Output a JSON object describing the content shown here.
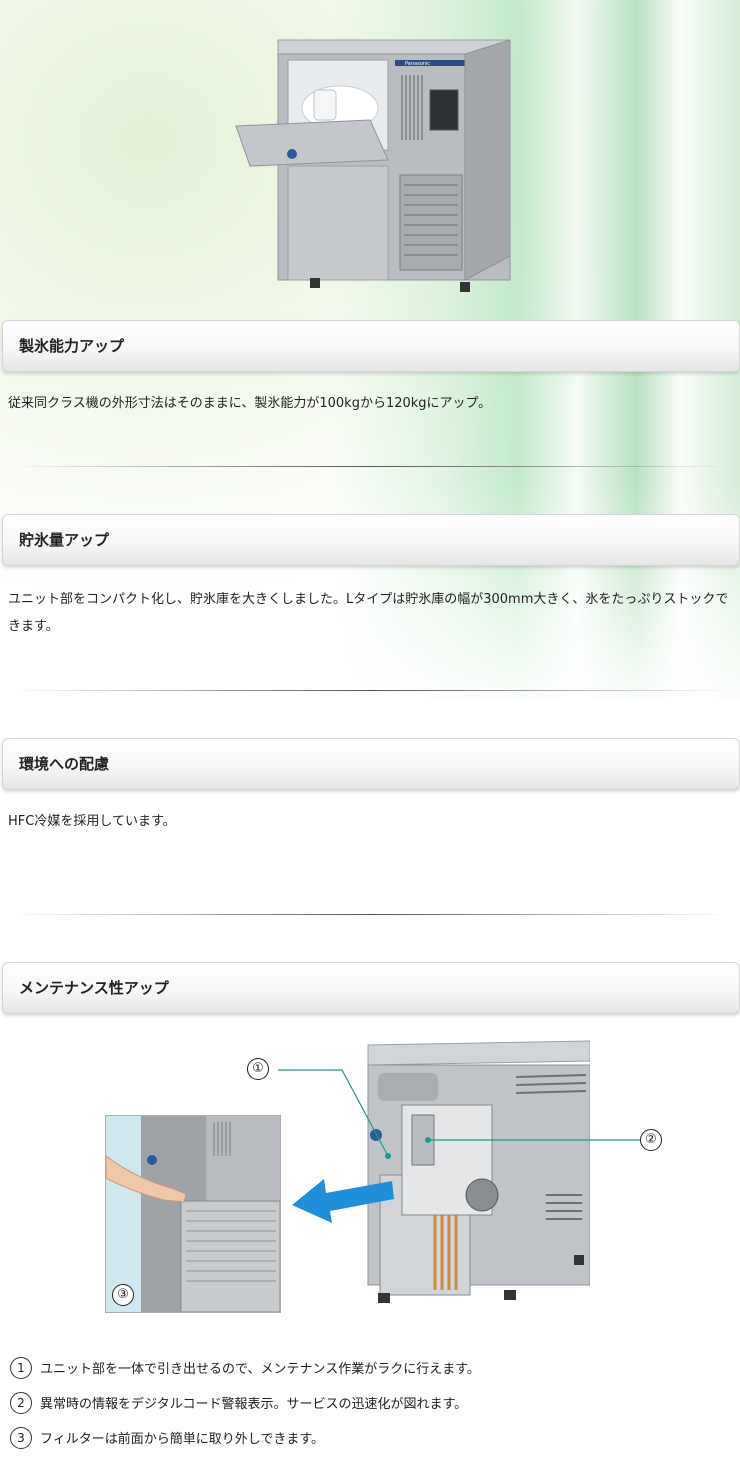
{
  "sections": [
    {
      "title": "製氷能力アップ",
      "text": "従来同クラス機の外形寸法はそのままに、製氷能力が100kgから120kgにアップ。"
    },
    {
      "title": "貯氷量アップ",
      "text": "ユニット部をコンパクト化し、貯氷庫を大きくしました。Lタイプは貯氷庫の幅が300mm大きく、氷をたっぷりストックできます。"
    },
    {
      "title": "環境への配慮",
      "text": "HFC冷媒を採用しています。"
    },
    {
      "title": "メンテナンス性アップ"
    }
  ],
  "diagram": {
    "callouts": [
      "①",
      "②",
      "③"
    ],
    "brand": "Panasonic"
  },
  "features": [
    {
      "num": "1",
      "text": "ユニット部を一体で引き出せるので、メンテナンス作業がラクに行えます。"
    },
    {
      "num": "2",
      "text": "異常時の情報をデジタルコード警報表示。サービスの迅速化が図れます。"
    },
    {
      "num": "3",
      "text": "フィルターは前面から簡単に取り外しできます。"
    }
  ],
  "colors": {
    "accent_arrow": "#1e8fd8",
    "leader_line": "#1a9a8e"
  }
}
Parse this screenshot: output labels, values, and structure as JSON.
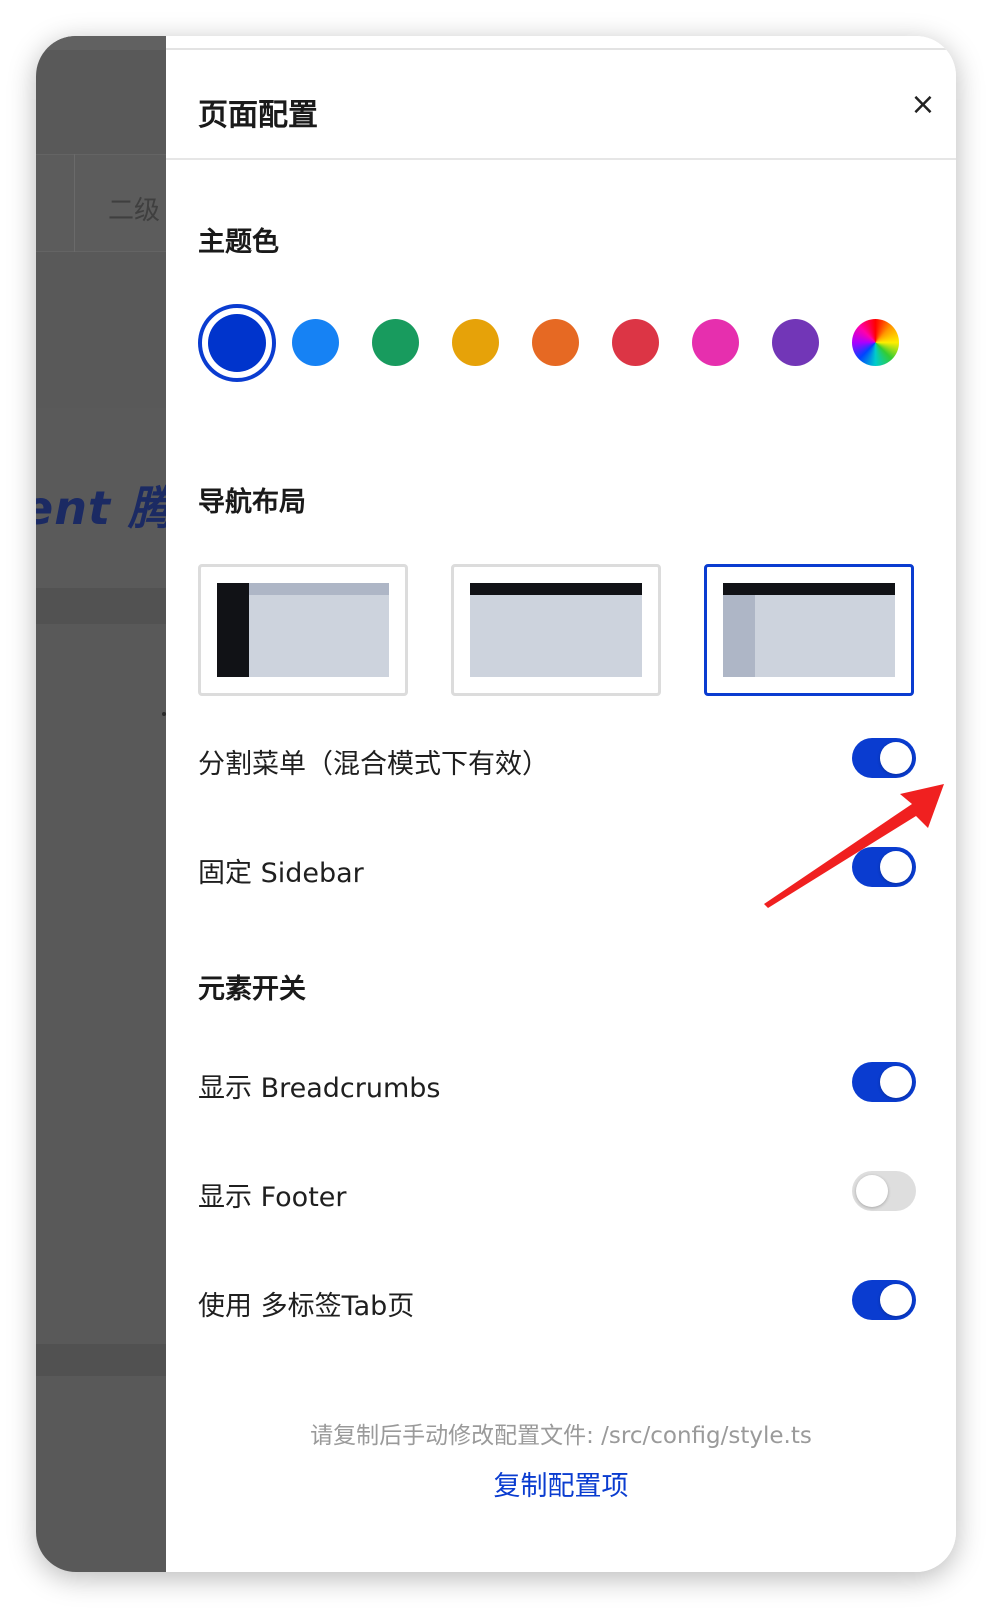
{
  "background": {
    "tab_label": "二级",
    "logo_text": "ent 腾"
  },
  "drawer": {
    "title": "页面配置",
    "close_glyph": "×"
  },
  "theme": {
    "title": "主题色",
    "swatches": [
      {
        "name": "deep-blue",
        "color": "#0034cc",
        "selected": true
      },
      {
        "name": "blue",
        "color": "#1682f4"
      },
      {
        "name": "green",
        "color": "#189b5e"
      },
      {
        "name": "yellow",
        "color": "#e6a209"
      },
      {
        "name": "orange",
        "color": "#e66923"
      },
      {
        "name": "red",
        "color": "#dc3545"
      },
      {
        "name": "pink",
        "color": "#e62fae"
      },
      {
        "name": "purple",
        "color": "#7236b7"
      },
      {
        "name": "custom",
        "color": "rainbow"
      }
    ]
  },
  "nav_layout": {
    "title": "导航布局",
    "options": [
      "side",
      "top",
      "mix"
    ],
    "selected": "mix"
  },
  "split_menu": {
    "label": "分割菜单（混合模式下有效）",
    "enabled": true
  },
  "fixed_sidebar": {
    "label": "固定 Sidebar",
    "enabled": true
  },
  "elements": {
    "title": "元素开关",
    "breadcrumbs": {
      "label": "显示 Breadcrumbs",
      "enabled": true
    },
    "footer": {
      "label": "显示 Footer",
      "enabled": false
    },
    "multi_tab": {
      "label": "使用 多标签Tab页",
      "enabled": true
    }
  },
  "footer": {
    "hint": "请复制后手动修改配置文件: /src/config/style.ts",
    "copy_label": "复制配置项"
  },
  "colors": {
    "accent": "#0a3cd0",
    "annotation_arrow": "#f02020"
  }
}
================================
TASK TO COMPLETE | All of the lines above should be retyped precisely, apart from the pictures.

THE REPLY |
Output a JSON object describing the content shown here.
{
  "sections": [
    {
      "title": "製氷能力アップ",
      "text": "従来同クラス機の外形寸法はそのままに、製氷能力が100kgから120kgにアップ。"
    },
    {
      "title": "貯氷量アップ",
      "text": "ユニット部をコンパクト化し、貯氷庫を大きくしました。Lタイプは貯氷庫の幅が300mm大きく、氷をたっぷりストックできます。"
    },
    {
      "title": "環境への配慮",
      "text": "HFC冷媒を採用しています。"
    },
    {
      "title": "メンテナンス性アップ"
    }
  ],
  "diagram": {
    "callouts": [
      "①",
      "②",
      "③"
    ],
    "brand": "Panasonic"
  },
  "features": [
    {
      "num": "1",
      "text": "ユニット部を一体で引き出せるので、メンテナンス作業がラクに行えます。"
    },
    {
      "num": "2",
      "text": "異常時の情報をデジタルコード警報表示。サービスの迅速化が図れます。"
    },
    {
      "num": "3",
      "text": "フィルターは前面から簡単に取り外しできます。"
    }
  ],
  "colors": {
    "accent_arrow": "#1e8fd8",
    "leader_line": "#1a9a8e"
  }
}
Parse this screenshot: output labels, values, and structure as JSON.
{
  "background": {
    "tab_label": "二级",
    "logo_text": "ent 腾"
  },
  "drawer": {
    "title": "页面配置",
    "close_glyph": "×"
  },
  "theme": {
    "title": "主题色",
    "swatches": [
      {
        "name": "deep-blue",
        "color": "#0034cc",
        "selected": true
      },
      {
        "name": "blue",
        "color": "#1682f4"
      },
      {
        "name": "green",
        "color": "#189b5e"
      },
      {
        "name": "yellow",
        "color": "#e6a209"
      },
      {
        "name": "orange",
        "color": "#e66923"
      },
      {
        "name": "red",
        "color": "#dc3545"
      },
      {
        "name": "pink",
        "color": "#e62fae"
      },
      {
        "name": "purple",
        "color": "#7236b7"
      },
      {
        "name": "custom",
        "color": "rainbow"
      }
    ]
  },
  "nav_layout": {
    "title": "导航布局",
    "options": [
      "side",
      "top",
      "mix"
    ],
    "selected": "mix"
  },
  "split_menu": {
    "label": "分割菜单（混合模式下有效）",
    "enabled": true
  },
  "fixed_sidebar": {
    "label": "固定 Sidebar",
    "enabled": true
  },
  "elements": {
    "title": "元素开关",
    "breadcrumbs": {
      "label": "显示 Breadcrumbs",
      "enabled": true
    },
    "footer": {
      "label": "显示 Footer",
      "enabled": false
    },
    "multi_tab": {
      "label": "使用 多标签Tab页",
      "enabled": true
    }
  },
  "footer": {
    "hint": "请复制后手动修改配置文件: /src/config/style.ts",
    "copy_label": "复制配置项"
  },
  "colors": {
    "accent": "#0a3cd0",
    "annotation_arrow": "#f02020"
  }
}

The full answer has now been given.